— START OF INFORMATION GIVEN —
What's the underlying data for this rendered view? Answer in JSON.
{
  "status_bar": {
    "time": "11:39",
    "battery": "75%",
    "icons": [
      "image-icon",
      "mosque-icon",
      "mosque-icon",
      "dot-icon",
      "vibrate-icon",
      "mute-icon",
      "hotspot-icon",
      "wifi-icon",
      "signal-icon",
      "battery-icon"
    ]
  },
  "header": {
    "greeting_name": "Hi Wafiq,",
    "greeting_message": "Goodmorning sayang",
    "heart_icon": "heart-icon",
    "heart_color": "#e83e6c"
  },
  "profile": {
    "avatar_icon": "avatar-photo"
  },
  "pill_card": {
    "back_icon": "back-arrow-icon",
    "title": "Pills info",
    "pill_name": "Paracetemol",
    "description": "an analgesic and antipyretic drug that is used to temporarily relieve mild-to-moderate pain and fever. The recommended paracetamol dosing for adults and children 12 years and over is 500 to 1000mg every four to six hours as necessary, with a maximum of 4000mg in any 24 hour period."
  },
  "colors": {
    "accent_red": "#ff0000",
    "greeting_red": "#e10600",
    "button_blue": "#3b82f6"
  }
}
— END OF INFORMATION GIVEN —
→ YOUR GOAL: Here, the records must be output exactly and in full.

→ WRITTEN ANSWER:
What's the underlying data for this rendered view? Answer in JSON.
{
  "status_bar": {
    "time": "11:39",
    "battery": "75%",
    "icons": [
      "image-icon",
      "mosque-icon",
      "mosque-icon",
      "dot-icon",
      "vibrate-icon",
      "mute-icon",
      "hotspot-icon",
      "wifi-icon",
      "signal-icon",
      "battery-icon"
    ]
  },
  "header": {
    "greeting_name": "Hi Wafiq,",
    "greeting_message": "Goodmorning sayang",
    "heart_icon": "heart-icon",
    "heart_color": "#e83e6c"
  },
  "profile": {
    "avatar_icon": "avatar-photo"
  },
  "pill_card": {
    "back_icon": "back-arrow-icon",
    "title": "Pills info",
    "pill_name": "Paracetemol",
    "description": "an analgesic and antipyretic drug that is used to temporarily relieve mild-to-moderate pain and fever. The recommended paracetamol dosing for adults and children 12 years and over is 500 to 1000mg every four to six hours as necessary, with a maximum of 4000mg in any 24 hour period."
  },
  "colors": {
    "accent_red": "#ff0000",
    "greeting_red": "#e10600",
    "button_blue": "#3b82f6"
  }
}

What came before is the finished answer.